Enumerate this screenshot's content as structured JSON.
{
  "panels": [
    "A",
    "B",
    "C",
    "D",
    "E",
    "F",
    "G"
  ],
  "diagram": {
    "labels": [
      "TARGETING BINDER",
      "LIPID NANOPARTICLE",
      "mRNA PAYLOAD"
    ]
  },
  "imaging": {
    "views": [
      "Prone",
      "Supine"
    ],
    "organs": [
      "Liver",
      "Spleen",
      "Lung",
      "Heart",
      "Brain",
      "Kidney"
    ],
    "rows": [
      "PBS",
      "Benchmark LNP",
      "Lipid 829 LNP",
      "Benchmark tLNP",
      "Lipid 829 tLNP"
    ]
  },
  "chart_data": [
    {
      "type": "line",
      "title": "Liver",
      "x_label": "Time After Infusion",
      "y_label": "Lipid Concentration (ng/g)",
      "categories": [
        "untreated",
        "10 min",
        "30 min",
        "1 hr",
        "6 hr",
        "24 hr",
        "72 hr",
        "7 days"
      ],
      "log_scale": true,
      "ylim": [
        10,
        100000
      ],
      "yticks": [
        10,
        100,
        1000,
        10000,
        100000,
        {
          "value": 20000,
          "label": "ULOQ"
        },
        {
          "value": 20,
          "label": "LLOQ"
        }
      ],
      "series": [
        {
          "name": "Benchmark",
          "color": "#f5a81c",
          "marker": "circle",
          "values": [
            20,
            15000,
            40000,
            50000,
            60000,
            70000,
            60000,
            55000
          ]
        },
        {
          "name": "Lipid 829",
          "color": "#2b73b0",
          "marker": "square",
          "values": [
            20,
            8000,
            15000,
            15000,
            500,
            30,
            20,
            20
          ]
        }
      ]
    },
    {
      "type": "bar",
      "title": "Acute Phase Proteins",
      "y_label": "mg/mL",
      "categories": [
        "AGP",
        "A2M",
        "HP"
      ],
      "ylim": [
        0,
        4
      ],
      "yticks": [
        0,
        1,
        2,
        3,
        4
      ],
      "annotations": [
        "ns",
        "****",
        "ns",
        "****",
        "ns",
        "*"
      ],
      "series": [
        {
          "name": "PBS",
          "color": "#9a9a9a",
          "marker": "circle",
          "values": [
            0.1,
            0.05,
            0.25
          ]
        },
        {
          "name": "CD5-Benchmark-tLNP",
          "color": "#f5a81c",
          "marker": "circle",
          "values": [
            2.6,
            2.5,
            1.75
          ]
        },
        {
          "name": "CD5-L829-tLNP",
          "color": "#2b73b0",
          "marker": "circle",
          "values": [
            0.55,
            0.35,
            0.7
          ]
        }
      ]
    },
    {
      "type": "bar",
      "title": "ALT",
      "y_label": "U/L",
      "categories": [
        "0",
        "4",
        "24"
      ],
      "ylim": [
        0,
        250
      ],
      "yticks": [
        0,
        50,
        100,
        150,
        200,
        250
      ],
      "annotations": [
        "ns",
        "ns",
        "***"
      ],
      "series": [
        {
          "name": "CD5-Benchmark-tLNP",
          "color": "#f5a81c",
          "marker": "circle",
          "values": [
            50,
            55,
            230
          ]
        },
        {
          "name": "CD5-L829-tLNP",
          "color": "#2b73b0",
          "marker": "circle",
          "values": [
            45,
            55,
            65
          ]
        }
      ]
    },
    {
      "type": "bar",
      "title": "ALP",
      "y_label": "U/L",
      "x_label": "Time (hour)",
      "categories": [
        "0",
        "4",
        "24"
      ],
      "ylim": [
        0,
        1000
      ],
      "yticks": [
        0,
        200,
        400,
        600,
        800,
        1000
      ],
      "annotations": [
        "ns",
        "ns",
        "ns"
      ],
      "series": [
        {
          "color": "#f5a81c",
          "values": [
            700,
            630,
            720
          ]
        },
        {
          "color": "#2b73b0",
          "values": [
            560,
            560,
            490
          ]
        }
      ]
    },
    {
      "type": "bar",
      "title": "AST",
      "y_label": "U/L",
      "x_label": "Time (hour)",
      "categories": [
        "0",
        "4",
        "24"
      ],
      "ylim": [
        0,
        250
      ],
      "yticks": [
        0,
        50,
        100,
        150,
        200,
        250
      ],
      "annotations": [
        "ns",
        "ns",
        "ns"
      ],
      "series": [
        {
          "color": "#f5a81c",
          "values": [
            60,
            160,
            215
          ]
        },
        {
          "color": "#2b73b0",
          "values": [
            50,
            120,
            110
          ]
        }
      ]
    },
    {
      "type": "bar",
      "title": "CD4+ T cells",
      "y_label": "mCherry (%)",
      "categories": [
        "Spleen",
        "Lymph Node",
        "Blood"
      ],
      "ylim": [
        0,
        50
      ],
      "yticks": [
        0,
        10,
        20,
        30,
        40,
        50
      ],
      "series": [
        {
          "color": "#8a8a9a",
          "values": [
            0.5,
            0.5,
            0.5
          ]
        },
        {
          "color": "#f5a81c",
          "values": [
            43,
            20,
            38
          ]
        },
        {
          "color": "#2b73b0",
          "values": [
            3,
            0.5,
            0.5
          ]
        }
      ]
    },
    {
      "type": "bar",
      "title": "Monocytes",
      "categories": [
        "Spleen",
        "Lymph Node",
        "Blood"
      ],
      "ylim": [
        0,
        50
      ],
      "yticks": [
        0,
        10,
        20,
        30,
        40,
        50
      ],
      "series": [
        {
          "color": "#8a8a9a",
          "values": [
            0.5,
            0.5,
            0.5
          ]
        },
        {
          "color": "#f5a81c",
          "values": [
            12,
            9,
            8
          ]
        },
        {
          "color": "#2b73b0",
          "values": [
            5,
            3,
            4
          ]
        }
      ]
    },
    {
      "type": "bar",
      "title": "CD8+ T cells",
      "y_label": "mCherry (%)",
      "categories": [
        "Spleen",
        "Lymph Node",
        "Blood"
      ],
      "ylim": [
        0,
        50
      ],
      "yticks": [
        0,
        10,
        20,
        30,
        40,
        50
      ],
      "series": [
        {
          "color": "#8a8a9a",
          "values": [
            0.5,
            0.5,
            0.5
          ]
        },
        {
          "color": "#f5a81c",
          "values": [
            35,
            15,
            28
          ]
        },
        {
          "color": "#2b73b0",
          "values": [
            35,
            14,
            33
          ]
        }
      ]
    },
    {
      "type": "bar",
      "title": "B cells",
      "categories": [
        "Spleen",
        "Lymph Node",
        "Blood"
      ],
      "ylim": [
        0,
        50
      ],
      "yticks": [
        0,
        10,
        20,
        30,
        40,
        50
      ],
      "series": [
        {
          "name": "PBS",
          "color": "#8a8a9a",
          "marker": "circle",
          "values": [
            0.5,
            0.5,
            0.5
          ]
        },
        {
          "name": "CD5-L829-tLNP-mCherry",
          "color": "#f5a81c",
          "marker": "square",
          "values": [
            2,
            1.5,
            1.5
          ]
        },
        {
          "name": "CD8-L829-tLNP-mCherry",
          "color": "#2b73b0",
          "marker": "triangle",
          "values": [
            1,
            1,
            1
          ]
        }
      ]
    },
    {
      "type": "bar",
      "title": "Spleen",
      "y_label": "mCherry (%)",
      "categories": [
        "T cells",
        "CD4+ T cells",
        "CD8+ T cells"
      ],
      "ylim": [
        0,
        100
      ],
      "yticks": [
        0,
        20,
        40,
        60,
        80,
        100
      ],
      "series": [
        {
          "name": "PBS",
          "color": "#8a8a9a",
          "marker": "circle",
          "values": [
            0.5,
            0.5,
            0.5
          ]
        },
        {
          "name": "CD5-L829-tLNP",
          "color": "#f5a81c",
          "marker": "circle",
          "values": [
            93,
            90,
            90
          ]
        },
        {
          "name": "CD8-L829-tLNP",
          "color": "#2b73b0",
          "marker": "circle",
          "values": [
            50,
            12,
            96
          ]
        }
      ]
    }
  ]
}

## [Task prompt]
Please repeat the material exactly as it appears above.

## [Written solution]
Enumerate this screenshot's content as structured JSON.
{
  "panels": [
    "A",
    "B",
    "C",
    "D",
    "E",
    "F",
    "G"
  ],
  "diagram": {
    "labels": [
      "TARGETING BINDER",
      "LIPID NANOPARTICLE",
      "mRNA PAYLOAD"
    ]
  },
  "imaging": {
    "views": [
      "Prone",
      "Supine"
    ],
    "organs": [
      "Liver",
      "Spleen",
      "Lung",
      "Heart",
      "Brain",
      "Kidney"
    ],
    "rows": [
      "PBS",
      "Benchmark LNP",
      "Lipid 829 LNP",
      "Benchmark tLNP",
      "Lipid 829 tLNP"
    ]
  },
  "chart_data": [
    {
      "type": "line",
      "title": "Liver",
      "x_label": "Time After Infusion",
      "y_label": "Lipid Concentration (ng/g)",
      "categories": [
        "untreated",
        "10 min",
        "30 min",
        "1 hr",
        "6 hr",
        "24 hr",
        "72 hr",
        "7 days"
      ],
      "log_scale": true,
      "ylim": [
        10,
        100000
      ],
      "yticks": [
        10,
        100,
        1000,
        10000,
        100000,
        {
          "value": 20000,
          "label": "ULOQ"
        },
        {
          "value": 20,
          "label": "LLOQ"
        }
      ],
      "series": [
        {
          "name": "Benchmark",
          "color": "#f5a81c",
          "marker": "circle",
          "values": [
            20,
            15000,
            40000,
            50000,
            60000,
            70000,
            60000,
            55000
          ]
        },
        {
          "name": "Lipid 829",
          "color": "#2b73b0",
          "marker": "square",
          "values": [
            20,
            8000,
            15000,
            15000,
            500,
            30,
            20,
            20
          ]
        }
      ]
    },
    {
      "type": "bar",
      "title": "Acute Phase Proteins",
      "y_label": "mg/mL",
      "categories": [
        "AGP",
        "A2M",
        "HP"
      ],
      "ylim": [
        0,
        4
      ],
      "yticks": [
        0,
        1,
        2,
        3,
        4
      ],
      "annotations": [
        "ns",
        "****",
        "ns",
        "****",
        "ns",
        "*"
      ],
      "series": [
        {
          "name": "PBS",
          "color": "#9a9a9a",
          "marker": "circle",
          "values": [
            0.1,
            0.05,
            0.25
          ]
        },
        {
          "name": "CD5-Benchmark-tLNP",
          "color": "#f5a81c",
          "marker": "circle",
          "values": [
            2.6,
            2.5,
            1.75
          ]
        },
        {
          "name": "CD5-L829-tLNP",
          "color": "#2b73b0",
          "marker": "circle",
          "values": [
            0.55,
            0.35,
            0.7
          ]
        }
      ]
    },
    {
      "type": "bar",
      "title": "ALT",
      "y_label": "U/L",
      "categories": [
        "0",
        "4",
        "24"
      ],
      "ylim": [
        0,
        250
      ],
      "yticks": [
        0,
        50,
        100,
        150,
        200,
        250
      ],
      "annotations": [
        "ns",
        "ns",
        "***"
      ],
      "series": [
        {
          "name": "CD5-Benchmark-tLNP",
          "color": "#f5a81c",
          "marker": "circle",
          "values": [
            50,
            55,
            230
          ]
        },
        {
          "name": "CD5-L829-tLNP",
          "color": "#2b73b0",
          "marker": "circle",
          "values": [
            45,
            55,
            65
          ]
        }
      ]
    },
    {
      "type": "bar",
      "title": "ALP",
      "y_label": "U/L",
      "x_label": "Time (hour)",
      "categories": [
        "0",
        "4",
        "24"
      ],
      "ylim": [
        0,
        1000
      ],
      "yticks": [
        0,
        200,
        400,
        600,
        800,
        1000
      ],
      "annotations": [
        "ns",
        "ns",
        "ns"
      ],
      "series": [
        {
          "color": "#f5a81c",
          "values": [
            700,
            630,
            720
          ]
        },
        {
          "color": "#2b73b0",
          "values": [
            560,
            560,
            490
          ]
        }
      ]
    },
    {
      "type": "bar",
      "title": "AST",
      "y_label": "U/L",
      "x_label": "Time (hour)",
      "categories": [
        "0",
        "4",
        "24"
      ],
      "ylim": [
        0,
        250
      ],
      "yticks": [
        0,
        50,
        100,
        150,
        200,
        250
      ],
      "annotations": [
        "ns",
        "ns",
        "ns"
      ],
      "series": [
        {
          "color": "#f5a81c",
          "values": [
            60,
            160,
            215
          ]
        },
        {
          "color": "#2b73b0",
          "values": [
            50,
            120,
            110
          ]
        }
      ]
    },
    {
      "type": "bar",
      "title": "CD4+ T cells",
      "y_label": "mCherry (%)",
      "categories": [
        "Spleen",
        "Lymph Node",
        "Blood"
      ],
      "ylim": [
        0,
        50
      ],
      "yticks": [
        0,
        10,
        20,
        30,
        40,
        50
      ],
      "series": [
        {
          "color": "#8a8a9a",
          "values": [
            0.5,
            0.5,
            0.5
          ]
        },
        {
          "color": "#f5a81c",
          "values": [
            43,
            20,
            38
          ]
        },
        {
          "color": "#2b73b0",
          "values": [
            3,
            0.5,
            0.5
          ]
        }
      ]
    },
    {
      "type": "bar",
      "title": "Monocytes",
      "categories": [
        "Spleen",
        "Lymph Node",
        "Blood"
      ],
      "ylim": [
        0,
        50
      ],
      "yticks": [
        0,
        10,
        20,
        30,
        40,
        50
      ],
      "series": [
        {
          "color": "#8a8a9a",
          "values": [
            0.5,
            0.5,
            0.5
          ]
        },
        {
          "color": "#f5a81c",
          "values": [
            12,
            9,
            8
          ]
        },
        {
          "color": "#2b73b0",
          "values": [
            5,
            3,
            4
          ]
        }
      ]
    },
    {
      "type": "bar",
      "title": "CD8+ T cells",
      "y_label": "mCherry (%)",
      "categories": [
        "Spleen",
        "Lymph Node",
        "Blood"
      ],
      "ylim": [
        0,
        50
      ],
      "yticks": [
        0,
        10,
        20,
        30,
        40,
        50
      ],
      "series": [
        {
          "color": "#8a8a9a",
          "values": [
            0.5,
            0.5,
            0.5
          ]
        },
        {
          "color": "#f5a81c",
          "values": [
            35,
            15,
            28
          ]
        },
        {
          "color": "#2b73b0",
          "values": [
            35,
            14,
            33
          ]
        }
      ]
    },
    {
      "type": "bar",
      "title": "B cells",
      "categories": [
        "Spleen",
        "Lymph Node",
        "Blood"
      ],
      "ylim": [
        0,
        50
      ],
      "yticks": [
        0,
        10,
        20,
        30,
        40,
        50
      ],
      "series": [
        {
          "name": "PBS",
          "color": "#8a8a9a",
          "marker": "circle",
          "values": [
            0.5,
            0.5,
            0.5
          ]
        },
        {
          "name": "CD5-L829-tLNP-mCherry",
          "color": "#f5a81c",
          "marker": "square",
          "values": [
            2,
            1.5,
            1.5
          ]
        },
        {
          "name": "CD8-L829-tLNP-mCherry",
          "color": "#2b73b0",
          "marker": "triangle",
          "values": [
            1,
            1,
            1
          ]
        }
      ]
    },
    {
      "type": "bar",
      "title": "Spleen",
      "y_label": "mCherry (%)",
      "categories": [
        "T cells",
        "CD4+ T cells",
        "CD8+ T cells"
      ],
      "ylim": [
        0,
        100
      ],
      "yticks": [
        0,
        20,
        40,
        60,
        80,
        100
      ],
      "series": [
        {
          "name": "PBS",
          "color": "#8a8a9a",
          "marker": "circle",
          "values": [
            0.5,
            0.5,
            0.5
          ]
        },
        {
          "name": "CD5-L829-tLNP",
          "color": "#f5a81c",
          "marker": "circle",
          "values": [
            93,
            90,
            90
          ]
        },
        {
          "name": "CD8-L829-tLNP",
          "color": "#2b73b0",
          "marker": "circle",
          "values": [
            50,
            12,
            96
          ]
        }
      ]
    }
  ]
}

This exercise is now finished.